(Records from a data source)
——
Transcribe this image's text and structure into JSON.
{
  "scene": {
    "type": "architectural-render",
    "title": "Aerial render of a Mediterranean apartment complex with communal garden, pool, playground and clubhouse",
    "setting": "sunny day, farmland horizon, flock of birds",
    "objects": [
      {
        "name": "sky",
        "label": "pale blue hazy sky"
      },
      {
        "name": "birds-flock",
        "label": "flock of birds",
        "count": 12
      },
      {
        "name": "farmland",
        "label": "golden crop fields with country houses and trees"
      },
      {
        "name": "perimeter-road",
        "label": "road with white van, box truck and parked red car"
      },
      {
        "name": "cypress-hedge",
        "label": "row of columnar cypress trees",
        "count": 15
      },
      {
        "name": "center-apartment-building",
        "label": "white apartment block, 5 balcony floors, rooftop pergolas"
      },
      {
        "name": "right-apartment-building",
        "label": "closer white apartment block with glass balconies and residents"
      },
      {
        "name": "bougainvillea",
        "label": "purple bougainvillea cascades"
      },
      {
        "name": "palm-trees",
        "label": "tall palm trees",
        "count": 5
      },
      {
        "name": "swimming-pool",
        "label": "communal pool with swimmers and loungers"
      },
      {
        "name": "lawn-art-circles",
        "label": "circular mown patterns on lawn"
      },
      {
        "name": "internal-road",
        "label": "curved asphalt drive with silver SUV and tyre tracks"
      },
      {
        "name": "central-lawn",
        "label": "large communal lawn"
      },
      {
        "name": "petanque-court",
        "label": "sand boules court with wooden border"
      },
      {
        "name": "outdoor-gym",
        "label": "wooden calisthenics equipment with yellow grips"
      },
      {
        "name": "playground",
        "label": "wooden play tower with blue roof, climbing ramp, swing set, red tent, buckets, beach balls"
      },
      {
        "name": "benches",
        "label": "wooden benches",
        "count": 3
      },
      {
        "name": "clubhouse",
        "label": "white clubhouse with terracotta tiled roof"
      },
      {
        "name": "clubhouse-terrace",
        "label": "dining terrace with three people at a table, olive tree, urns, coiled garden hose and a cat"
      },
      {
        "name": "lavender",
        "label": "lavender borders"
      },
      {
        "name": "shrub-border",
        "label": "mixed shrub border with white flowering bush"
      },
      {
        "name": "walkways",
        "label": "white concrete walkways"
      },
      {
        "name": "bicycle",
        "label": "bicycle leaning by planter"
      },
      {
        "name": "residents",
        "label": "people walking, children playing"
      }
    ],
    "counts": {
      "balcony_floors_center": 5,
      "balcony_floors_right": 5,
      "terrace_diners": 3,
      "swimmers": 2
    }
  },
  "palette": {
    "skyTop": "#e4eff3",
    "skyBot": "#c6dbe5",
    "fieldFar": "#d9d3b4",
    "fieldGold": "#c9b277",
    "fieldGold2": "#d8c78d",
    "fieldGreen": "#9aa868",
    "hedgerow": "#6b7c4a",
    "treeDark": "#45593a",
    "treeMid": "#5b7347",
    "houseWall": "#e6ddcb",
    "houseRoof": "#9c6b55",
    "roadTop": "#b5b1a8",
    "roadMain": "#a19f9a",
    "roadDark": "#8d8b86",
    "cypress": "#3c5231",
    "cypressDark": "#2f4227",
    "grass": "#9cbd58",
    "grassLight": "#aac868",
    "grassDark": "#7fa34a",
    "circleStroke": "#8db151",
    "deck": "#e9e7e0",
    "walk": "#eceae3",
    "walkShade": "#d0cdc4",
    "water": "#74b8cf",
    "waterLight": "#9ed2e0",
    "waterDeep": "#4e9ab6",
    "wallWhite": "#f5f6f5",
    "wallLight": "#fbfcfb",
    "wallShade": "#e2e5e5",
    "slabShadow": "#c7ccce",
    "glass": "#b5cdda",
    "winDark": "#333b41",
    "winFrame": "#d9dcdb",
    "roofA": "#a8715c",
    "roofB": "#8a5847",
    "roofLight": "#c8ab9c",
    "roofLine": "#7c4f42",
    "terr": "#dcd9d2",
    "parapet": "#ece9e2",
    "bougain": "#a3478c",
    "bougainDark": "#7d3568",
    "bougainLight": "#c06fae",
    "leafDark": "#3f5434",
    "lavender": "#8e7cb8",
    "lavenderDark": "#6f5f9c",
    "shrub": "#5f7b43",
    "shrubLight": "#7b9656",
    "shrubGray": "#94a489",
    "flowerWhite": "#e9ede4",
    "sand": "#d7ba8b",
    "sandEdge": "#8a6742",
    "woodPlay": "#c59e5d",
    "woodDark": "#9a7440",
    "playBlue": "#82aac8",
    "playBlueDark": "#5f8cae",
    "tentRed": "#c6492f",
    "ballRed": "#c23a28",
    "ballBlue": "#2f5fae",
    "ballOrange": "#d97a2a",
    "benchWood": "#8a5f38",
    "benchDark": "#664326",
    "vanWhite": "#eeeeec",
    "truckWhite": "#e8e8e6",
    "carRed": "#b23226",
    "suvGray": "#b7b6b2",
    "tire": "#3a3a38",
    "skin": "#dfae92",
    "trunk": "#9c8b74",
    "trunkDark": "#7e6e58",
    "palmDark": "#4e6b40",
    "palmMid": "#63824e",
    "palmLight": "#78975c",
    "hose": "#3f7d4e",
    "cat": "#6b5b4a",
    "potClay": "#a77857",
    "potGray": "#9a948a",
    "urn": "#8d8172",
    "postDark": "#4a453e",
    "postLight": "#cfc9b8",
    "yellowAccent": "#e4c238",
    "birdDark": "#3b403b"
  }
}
——
Work instructions: Quote all of the entries exactly as they appear.

Task response:
Transcribe this image's text and structure into JSON.
{
  "scene": {
    "type": "architectural-render",
    "title": "Aerial render of a Mediterranean apartment complex with communal garden, pool, playground and clubhouse",
    "setting": "sunny day, farmland horizon, flock of birds",
    "objects": [
      {
        "name": "sky",
        "label": "pale blue hazy sky"
      },
      {
        "name": "birds-flock",
        "label": "flock of birds",
        "count": 12
      },
      {
        "name": "farmland",
        "label": "golden crop fields with country houses and trees"
      },
      {
        "name": "perimeter-road",
        "label": "road with white van, box truck and parked red car"
      },
      {
        "name": "cypress-hedge",
        "label": "row of columnar cypress trees",
        "count": 15
      },
      {
        "name": "center-apartment-building",
        "label": "white apartment block, 5 balcony floors, rooftop pergolas"
      },
      {
        "name": "right-apartment-building",
        "label": "closer white apartment block with glass balconies and residents"
      },
      {
        "name": "bougainvillea",
        "label": "purple bougainvillea cascades"
      },
      {
        "name": "palm-trees",
        "label": "tall palm trees",
        "count": 5
      },
      {
        "name": "swimming-pool",
        "label": "communal pool with swimmers and loungers"
      },
      {
        "name": "lawn-art-circles",
        "label": "circular mown patterns on lawn"
      },
      {
        "name": "internal-road",
        "label": "curved asphalt drive with silver SUV and tyre tracks"
      },
      {
        "name": "central-lawn",
        "label": "large communal lawn"
      },
      {
        "name": "petanque-court",
        "label": "sand boules court with wooden border"
      },
      {
        "name": "outdoor-gym",
        "label": "wooden calisthenics equipment with yellow grips"
      },
      {
        "name": "playground",
        "label": "wooden play tower with blue roof, climbing ramp, swing set, red tent, buckets, beach balls"
      },
      {
        "name": "benches",
        "label": "wooden benches",
        "count": 3
      },
      {
        "name": "clubhouse",
        "label": "white clubhouse with terracotta tiled roof"
      },
      {
        "name": "clubhouse-terrace",
        "label": "dining terrace with three people at a table, olive tree, urns, coiled garden hose and a cat"
      },
      {
        "name": "lavender",
        "label": "lavender borders"
      },
      {
        "name": "shrub-border",
        "label": "mixed shrub border with white flowering bush"
      },
      {
        "name": "walkways",
        "label": "white concrete walkways"
      },
      {
        "name": "bicycle",
        "label": "bicycle leaning by planter"
      },
      {
        "name": "residents",
        "label": "people walking, children playing"
      }
    ],
    "counts": {
      "balcony_floors_center": 5,
      "balcony_floors_right": 5,
      "terrace_diners": 3,
      "swimmers": 2
    }
  },
  "palette": {
    "skyTop": "#e4eff3",
    "skyBot": "#c6dbe5",
    "fieldFar": "#d9d3b4",
    "fieldGold": "#c9b277",
    "fieldGold2": "#d8c78d",
    "fieldGreen": "#9aa868",
    "hedgerow": "#6b7c4a",
    "treeDark": "#45593a",
    "treeMid": "#5b7347",
    "houseWall": "#e6ddcb",
    "houseRoof": "#9c6b55",
    "roadTop": "#b5b1a8",
    "roadMain": "#a19f9a",
    "roadDark": "#8d8b86",
    "cypress": "#3c5231",
    "cypressDark": "#2f4227",
    "grass": "#9cbd58",
    "grassLight": "#aac868",
    "grassDark": "#7fa34a",
    "circleStroke": "#8db151",
    "deck": "#e9e7e0",
    "walk": "#eceae3",
    "walkShade": "#d0cdc4",
    "water": "#74b8cf",
    "waterLight": "#9ed2e0",
    "waterDeep": "#4e9ab6",
    "wallWhite": "#f5f6f5",
    "wallLight": "#fbfcfb",
    "wallShade": "#e2e5e5",
    "slabShadow": "#c7ccce",
    "glass": "#b5cdda",
    "winDark": "#333b41",
    "winFrame": "#d9dcdb",
    "roofA": "#a8715c",
    "roofB": "#8a5847",
    "roofLight": "#c8ab9c",
    "roofLine": "#7c4f42",
    "terr": "#dcd9d2",
    "parapet": "#ece9e2",
    "bougain": "#a3478c",
    "bougainDark": "#7d3568",
    "bougainLight": "#c06fae",
    "leafDark": "#3f5434",
    "lavender": "#8e7cb8",
    "lavenderDark": "#6f5f9c",
    "shrub": "#5f7b43",
    "shrubLight": "#7b9656",
    "shrubGray": "#94a489",
    "flowerWhite": "#e9ede4",
    "sand": "#d7ba8b",
    "sandEdge": "#8a6742",
    "woodPlay": "#c59e5d",
    "woodDark": "#9a7440",
    "playBlue": "#82aac8",
    "playBlueDark": "#5f8cae",
    "tentRed": "#c6492f",
    "ballRed": "#c23a28",
    "ballBlue": "#2f5fae",
    "ballOrange": "#d97a2a",
    "benchWood": "#8a5f38",
    "benchDark": "#664326",
    "vanWhite": "#eeeeec",
    "truckWhite": "#e8e8e6",
    "carRed": "#b23226",
    "suvGray": "#b7b6b2",
    "tire": "#3a3a38",
    "skin": "#dfae92",
    "trunk": "#9c8b74",
    "trunkDark": "#7e6e58",
    "palmDark": "#4e6b40",
    "palmMid": "#63824e",
    "palmLight": "#78975c",
    "hose": "#3f7d4e",
    "cat": "#6b5b4a",
    "potClay": "#a77857",
    "potGray": "#9a948a",
    "urn": "#8d8172",
    "postDark": "#4a453e",
    "postLight": "#cfc9b8",
    "yellowAccent": "#e4c238",
    "birdDark": "#3b403b"
  }
}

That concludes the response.